[TASK REQUIREMENTS]: Please quote every line word for word.

------

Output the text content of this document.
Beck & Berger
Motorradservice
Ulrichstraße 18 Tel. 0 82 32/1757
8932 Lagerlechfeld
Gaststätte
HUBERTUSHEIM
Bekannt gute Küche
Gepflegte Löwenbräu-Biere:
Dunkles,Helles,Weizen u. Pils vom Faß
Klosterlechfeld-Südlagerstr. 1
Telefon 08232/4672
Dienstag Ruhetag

------

[SOLVED EXERCISE]:
Output the text content of this document.
Beck & Berger
Motorradservice
Ulrichstraße 18 Tel. 0 82 32/1757
8932 Lagerlechfeld
Gaststätte
HUBERTUSHEIM
Bekannt gute Küche
Gepflegte Löwenbräu-Biere:
Dunkles,Helles,Weizen u. Pils vom Faß
Klosterlechfeld-Südlagerstr. 1
Telefon 08232/4672
Dienstag Ruhetag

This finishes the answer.